**The problem**
Copy each line that contains the string "AMERICA".

---

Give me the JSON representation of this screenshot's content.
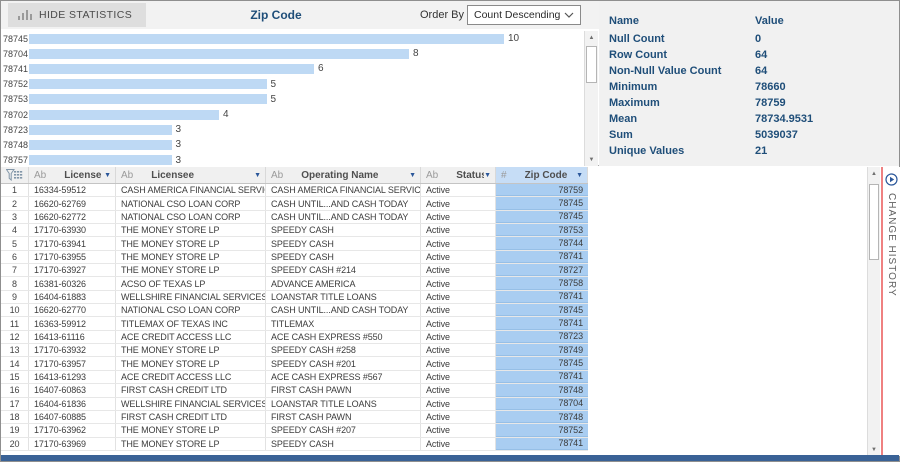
{
  "toolbar": {
    "hide_statistics_label": "HIDE STATISTICS",
    "title": "Zip Code",
    "order_by_label": "Order By",
    "order_by_value": "Count Descending"
  },
  "chart_data": {
    "type": "bar",
    "orientation": "horizontal",
    "title": "Zip Code",
    "order_by": "Count Descending",
    "categories": [
      "78745",
      "78704",
      "78741",
      "78752",
      "78753",
      "78702",
      "78723",
      "78748",
      "78757"
    ],
    "values": [
      10,
      8,
      6,
      5,
      5,
      4,
      3,
      3,
      3
    ],
    "xlim": [
      0,
      10
    ],
    "bar_color": "#bed9f4",
    "legend": "none",
    "grid": false
  },
  "statistics": {
    "name_header": "Name",
    "value_header": "Value",
    "rows": [
      {
        "name": "Null Count",
        "value": "0"
      },
      {
        "name": "Row Count",
        "value": "64"
      },
      {
        "name": "Non-Null Value Count",
        "value": "64"
      },
      {
        "name": "Minimum",
        "value": "78660"
      },
      {
        "name": "Maximum",
        "value": "78759"
      },
      {
        "name": "Mean",
        "value": "78734.9531"
      },
      {
        "name": "Sum",
        "value": "5039037"
      },
      {
        "name": "Unique Values",
        "value": "21"
      }
    ]
  },
  "table": {
    "columns": [
      {
        "type": "Ab",
        "label": "License #"
      },
      {
        "type": "Ab",
        "label": "Licensee"
      },
      {
        "type": "Ab",
        "label": "Operating Name"
      },
      {
        "type": "Ab",
        "label": "Status"
      },
      {
        "type": "#",
        "label": "Zip Code"
      }
    ],
    "rows": [
      {
        "n": "1",
        "license": "16334-59512",
        "licensee": "CASH AMERICA FINANCIAL SERVICES INC",
        "operating": "CASH AMERICA FINANCIAL SERVICES INC",
        "status": "Active",
        "zip": "78759"
      },
      {
        "n": "2",
        "license": "16620-62769",
        "licensee": "NATIONAL CSO LOAN CORP",
        "operating": "CASH UNTIL...AND CASH TODAY",
        "status": "Active",
        "zip": "78745"
      },
      {
        "n": "3",
        "license": "16620-62772",
        "licensee": "NATIONAL CSO LOAN CORP",
        "operating": "CASH UNTIL...AND CASH TODAY",
        "status": "Active",
        "zip": "78745"
      },
      {
        "n": "4",
        "license": "17170-63930",
        "licensee": "THE MONEY STORE LP",
        "operating": "SPEEDY CASH",
        "status": "Active",
        "zip": "78753"
      },
      {
        "n": "5",
        "license": "17170-63941",
        "licensee": "THE MONEY STORE LP",
        "operating": "SPEEDY CASH",
        "status": "Active",
        "zip": "78744"
      },
      {
        "n": "6",
        "license": "17170-63955",
        "licensee": "THE MONEY STORE LP",
        "operating": "SPEEDY CASH",
        "status": "Active",
        "zip": "78741"
      },
      {
        "n": "7",
        "license": "17170-63927",
        "licensee": "THE MONEY STORE LP",
        "operating": "SPEEDY CASH #214",
        "status": "Active",
        "zip": "78727"
      },
      {
        "n": "8",
        "license": "16381-60326",
        "licensee": "ACSO OF TEXAS LP",
        "operating": "ADVANCE AMERICA",
        "status": "Active",
        "zip": "78758"
      },
      {
        "n": "9",
        "license": "16404-61883",
        "licensee": "WELLSHIRE FINANCIAL SERVICES LLC",
        "operating": "LOANSTAR TITLE LOANS",
        "status": "Active",
        "zip": "78741"
      },
      {
        "n": "10",
        "license": "16620-62770",
        "licensee": "NATIONAL CSO LOAN CORP",
        "operating": "CASH UNTIL...AND CASH TODAY",
        "status": "Active",
        "zip": "78745"
      },
      {
        "n": "11",
        "license": "16363-59912",
        "licensee": "TITLEMAX OF TEXAS INC",
        "operating": "TITLEMAX",
        "status": "Active",
        "zip": "78741"
      },
      {
        "n": "12",
        "license": "16413-61116",
        "licensee": "ACE CREDIT ACCESS LLC",
        "operating": "ACE CASH EXPRESS #550",
        "status": "Active",
        "zip": "78723"
      },
      {
        "n": "13",
        "license": "17170-63932",
        "licensee": "THE MONEY STORE LP",
        "operating": "SPEEDY CASH #258",
        "status": "Active",
        "zip": "78749"
      },
      {
        "n": "14",
        "license": "17170-63957",
        "licensee": "THE MONEY STORE LP",
        "operating": "SPEEDY CASH #201",
        "status": "Active",
        "zip": "78745"
      },
      {
        "n": "15",
        "license": "16413-61293",
        "licensee": "ACE CREDIT ACCESS LLC",
        "operating": "ACE CASH EXPRESS #567",
        "status": "Active",
        "zip": "78741"
      },
      {
        "n": "16",
        "license": "16407-60863",
        "licensee": "FIRST CASH CREDIT LTD",
        "operating": "FIRST CASH PAWN",
        "status": "Active",
        "zip": "78748"
      },
      {
        "n": "17",
        "license": "16404-61836",
        "licensee": "WELLSHIRE FINANCIAL SERVICES LLC",
        "operating": "LOANSTAR TITLE LOANS",
        "status": "Active",
        "zip": "78704"
      },
      {
        "n": "18",
        "license": "16407-60885",
        "licensee": "FIRST CASH CREDIT LTD",
        "operating": "FIRST CASH PAWN",
        "status": "Active",
        "zip": "78748"
      },
      {
        "n": "19",
        "license": "17170-63962",
        "licensee": "THE MONEY STORE LP",
        "operating": "SPEEDY CASH #207",
        "status": "Active",
        "zip": "78752"
      },
      {
        "n": "20",
        "license": "17170-63969",
        "licensee": "THE MONEY STORE LP",
        "operating": "SPEEDY CASH",
        "status": "Active",
        "zip": "78741"
      }
    ]
  },
  "side_panel": {
    "change_history_label": "CHANGE HISTORY"
  },
  "colors": {
    "accent_navy": "#1f4e79",
    "bar_blue": "#bed9f4",
    "zip_column_blue": "#a9cdf1",
    "zip_header_blue": "#c6ddf6",
    "history_divider_red": "#ef8181",
    "bottom_strip_blue": "#3a6296"
  }
}
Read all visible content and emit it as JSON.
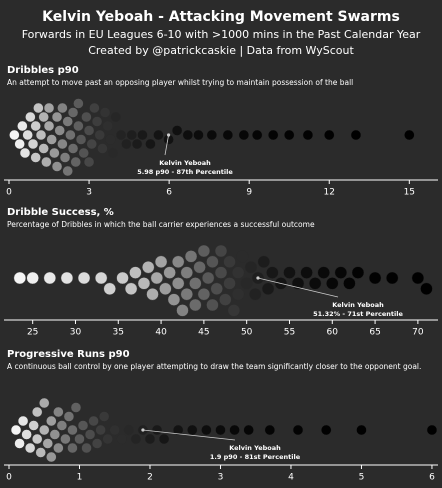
{
  "header": {
    "title": "Kelvin Yeboah - Attacking Movement Swarms",
    "subtitle": "Forwards in EU Leagues 6-10 with >1000 mins in the Past Calendar Year",
    "credit": "Created by @patrickcaskie | Data from WyScout"
  },
  "chart_data": [
    {
      "type": "swarm",
      "title": "Dribbles p90",
      "subtitle": "An attempt to move past an opposing player whilst trying to maintain possession of the ball",
      "xlim": [
        0,
        16
      ],
      "xticks": [
        0,
        3,
        6,
        9,
        12,
        15
      ],
      "values": [
        0.2,
        0.4,
        0.5,
        0.6,
        0.7,
        0.8,
        0.9,
        1.0,
        1.0,
        1.1,
        1.2,
        1.3,
        1.3,
        1.4,
        1.5,
        1.5,
        1.6,
        1.7,
        1.8,
        1.8,
        1.9,
        2.0,
        2.0,
        2.1,
        2.2,
        2.2,
        2.3,
        2.4,
        2.4,
        2.5,
        2.6,
        2.6,
        2.7,
        2.8,
        2.9,
        3.0,
        3.0,
        3.1,
        3.2,
        3.3,
        3.4,
        3.5,
        3.6,
        3.7,
        3.8,
        3.9,
        4.0,
        4.2,
        4.4,
        4.6,
        4.8,
        5.0,
        5.3,
        5.6,
        5.98,
        6.3,
        6.7,
        7.1,
        7.6,
        8.2,
        8.8,
        9.3,
        9.9,
        10.5,
        11.2,
        12.0,
        13.0,
        15.0
      ],
      "highlight": 5.98,
      "annotation": [
        "Kelvin Yeboah",
        "5.98 p90 - 87th Percentile"
      ]
    },
    {
      "type": "swarm",
      "title": "Dribble Success, %",
      "subtitle": "Percentage of Dribbles in which the ball carrier experiences a successful outcome",
      "xlim": [
        22,
        72
      ],
      "xticks": [
        25,
        30,
        35,
        40,
        45,
        50,
        55,
        60,
        65,
        70
      ],
      "values": [
        23.5,
        25,
        27,
        29,
        31,
        33,
        34,
        35.5,
        36.5,
        37,
        38,
        38.5,
        39,
        39.5,
        40,
        40.5,
        41,
        41.5,
        42,
        42,
        42.5,
        43,
        43,
        43.5,
        44,
        44,
        44.5,
        45,
        45,
        45.5,
        46,
        46,
        46.5,
        47,
        47,
        47.5,
        48,
        48,
        48.5,
        49,
        49,
        49.5,
        50,
        50.5,
        51,
        51.32,
        52,
        52.5,
        53,
        54,
        55,
        56,
        57,
        58,
        59,
        60,
        61,
        62,
        63,
        65,
        67,
        70,
        71
      ],
      "highlight": 51.32,
      "annotation": [
        "Kelvin Yeboah",
        "51.32% - 71st Percentile"
      ]
    },
    {
      "type": "swarm",
      "title": "Progressive Runs p90",
      "subtitle": "A continuous ball control by one player attempting to draw the team significantly closer to the opponent goal.",
      "xlim": [
        0,
        6.1
      ],
      "xticks": [
        0,
        1,
        2,
        3,
        4,
        5,
        6
      ],
      "values": [
        0.1,
        0.15,
        0.2,
        0.25,
        0.3,
        0.35,
        0.4,
        0.4,
        0.45,
        0.5,
        0.5,
        0.55,
        0.6,
        0.6,
        0.65,
        0.7,
        0.7,
        0.75,
        0.8,
        0.85,
        0.9,
        0.9,
        0.95,
        1.0,
        1.05,
        1.1,
        1.15,
        1.2,
        1.25,
        1.3,
        1.35,
        1.4,
        1.5,
        1.6,
        1.7,
        1.8,
        1.9,
        2.0,
        2.1,
        2.2,
        2.4,
        2.6,
        2.8,
        3.0,
        3.2,
        3.4,
        3.7,
        4.1,
        4.5,
        5.0,
        6.0
      ],
      "highlight": 1.9,
      "annotation": [
        "Kelvin Yeboah",
        "1.9 p90 - 81st Percentile"
      ]
    }
  ]
}
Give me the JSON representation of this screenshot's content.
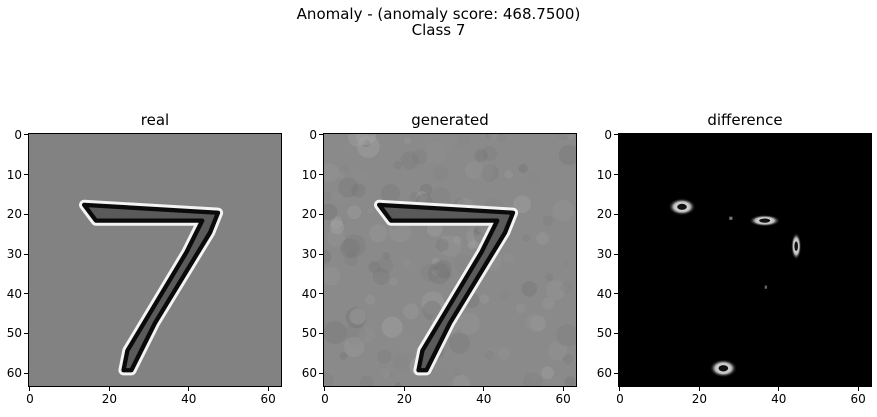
{
  "figure": {
    "suptitle_line1": "Anomaly - (anomaly score: 468.7500)",
    "suptitle_line2": "Class 7"
  },
  "chart_data": [
    {
      "type": "heatmap",
      "title": "real",
      "colormap": "gray",
      "image_size": [
        64,
        64
      ],
      "xticks": [
        "0",
        "20",
        "40",
        "60"
      ],
      "yticks": [
        "0",
        "10",
        "20",
        "30",
        "40",
        "50",
        "60"
      ],
      "xlim": [
        -0.5,
        63.5
      ],
      "ylim": [
        63.5,
        -0.5
      ],
      "background": "#828282",
      "content": "handwritten digit 7, edge-enhanced stroke"
    },
    {
      "type": "heatmap",
      "title": "generated",
      "colormap": "gray",
      "image_size": [
        64,
        64
      ],
      "xticks": [
        "0",
        "20",
        "40",
        "60"
      ],
      "yticks": [
        "0",
        "10",
        "20",
        "30",
        "40",
        "50",
        "60"
      ],
      "xlim": [
        -0.5,
        63.5
      ],
      "ylim": [
        63.5,
        -0.5
      ],
      "background": "#8a8a8a",
      "content": "reconstructed digit 7 with noisy texture"
    },
    {
      "type": "heatmap",
      "title": "difference",
      "colormap": "gray",
      "image_size": [
        64,
        64
      ],
      "xticks": [
        "0",
        "20",
        "40",
        "60"
      ],
      "yticks": [
        "0",
        "10",
        "20",
        "30",
        "40",
        "50",
        "60"
      ],
      "xlim": [
        -0.5,
        63.5
      ],
      "ylim": [
        63.5,
        -0.5
      ],
      "background": "#000000",
      "blobs": [
        {
          "x": 16,
          "y": 18.5,
          "rx": 3.5,
          "ry": 2.2
        },
        {
          "x": 37,
          "y": 22,
          "rx": 4,
          "ry": 1.5
        },
        {
          "x": 45,
          "y": 28.5,
          "rx": 1.3,
          "ry": 3.5
        },
        {
          "x": 26.5,
          "y": 59.5,
          "rx": 3.5,
          "ry": 2.3
        }
      ]
    }
  ]
}
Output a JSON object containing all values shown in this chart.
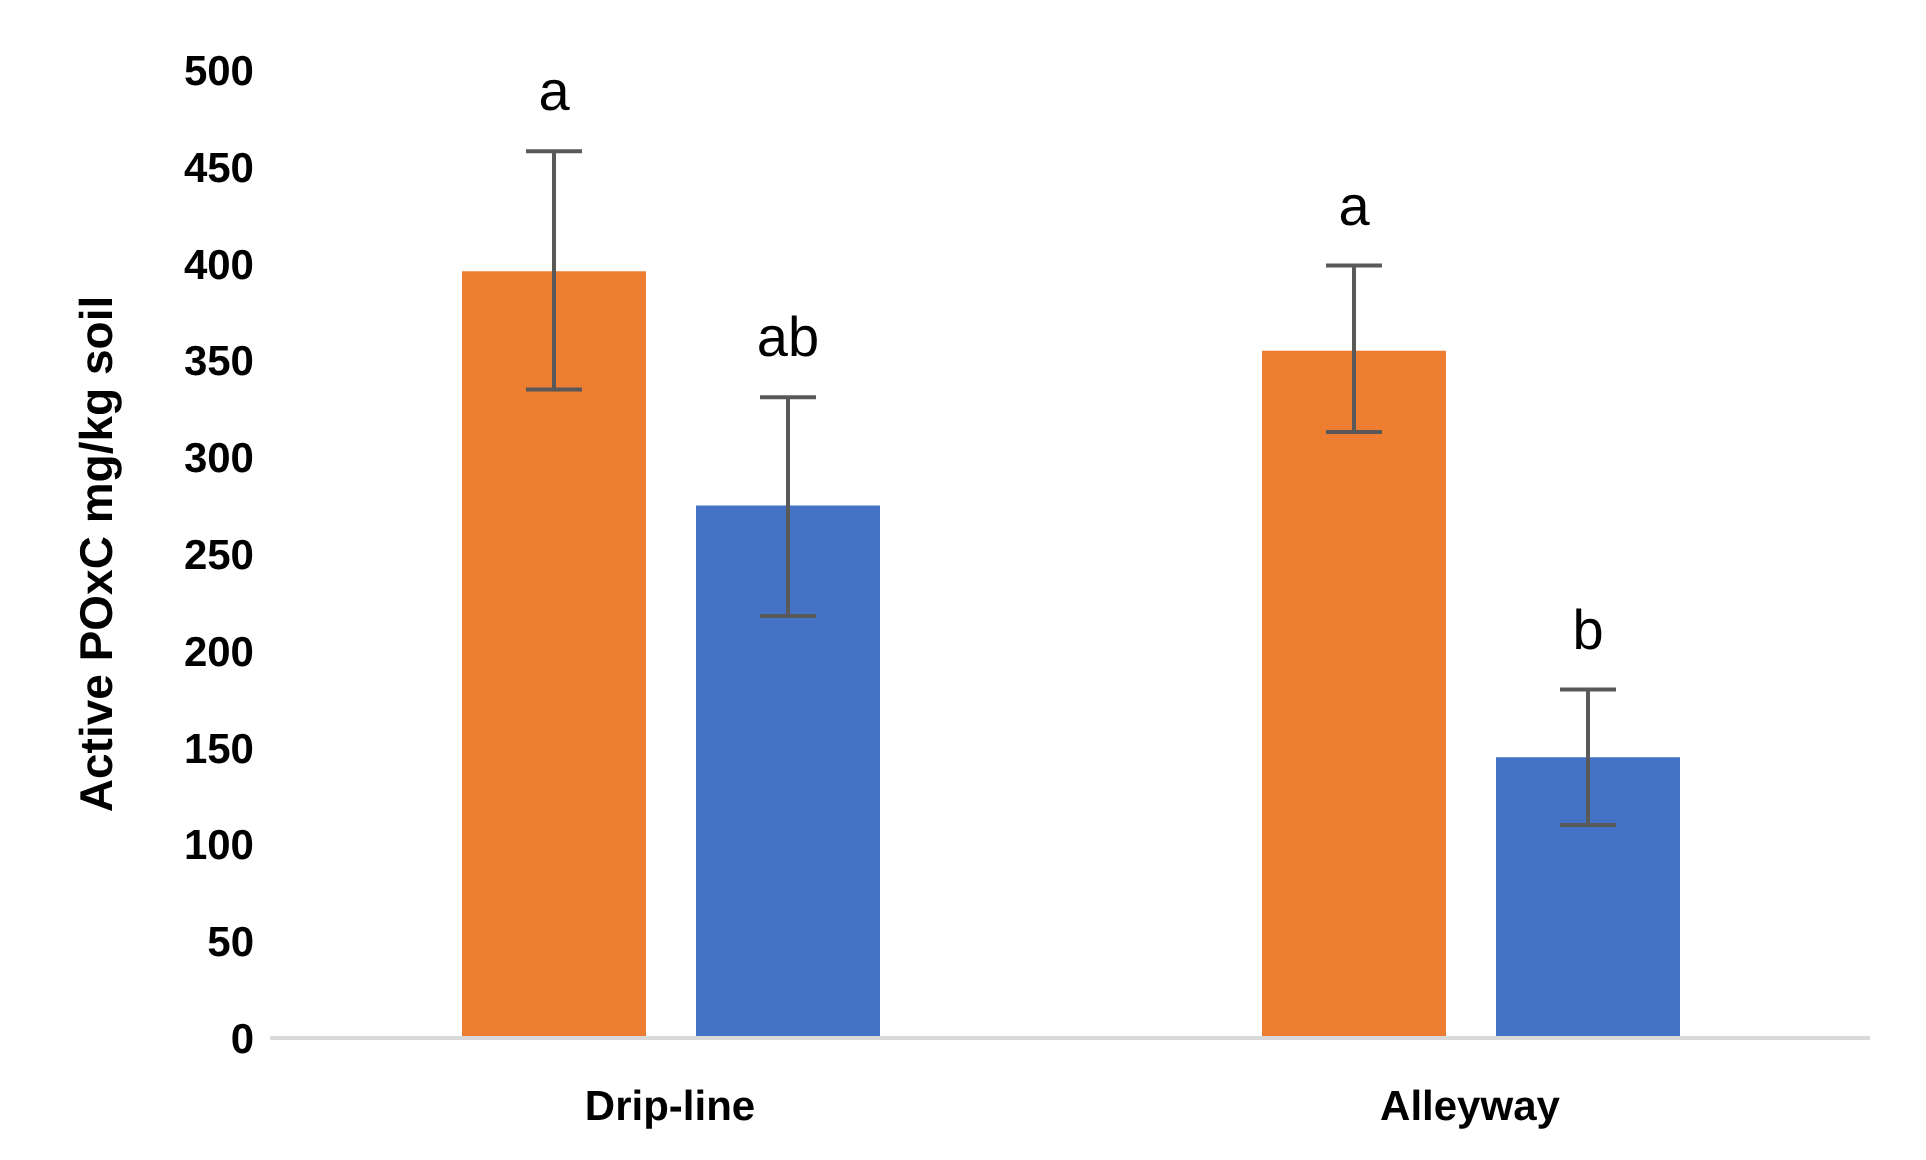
{
  "chart_data": {
    "type": "bar",
    "ylabel": "Active POxC mg/kg soil",
    "categories": [
      "Drip-line",
      "Alleyway"
    ],
    "series": [
      {
        "color": "#ed7d31",
        "values": [
          396,
          355
        ],
        "errors": [
          [
            335,
            458
          ],
          [
            313,
            399
          ]
        ]
      },
      {
        "color": "#4472c4",
        "values": [
          275,
          145
        ],
        "errors": [
          [
            218,
            331
          ],
          [
            110,
            180
          ]
        ]
      }
    ],
    "ylim": [
      0,
      500
    ],
    "yticks": [
      0,
      50,
      100,
      150,
      200,
      250,
      300,
      350,
      400,
      450,
      500
    ],
    "grid": false,
    "legend": false,
    "annotations": [
      "a",
      "ab",
      "a",
      "b"
    ]
  }
}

---

**Reply to the exercise**
        "licensee": "CASH AMERICA FINANCIAL SERVICES INC",
        "operating": "CASH AMERICA FINANCIAL SERVICES INC",
        "operating": "ADVANCE AMERICA",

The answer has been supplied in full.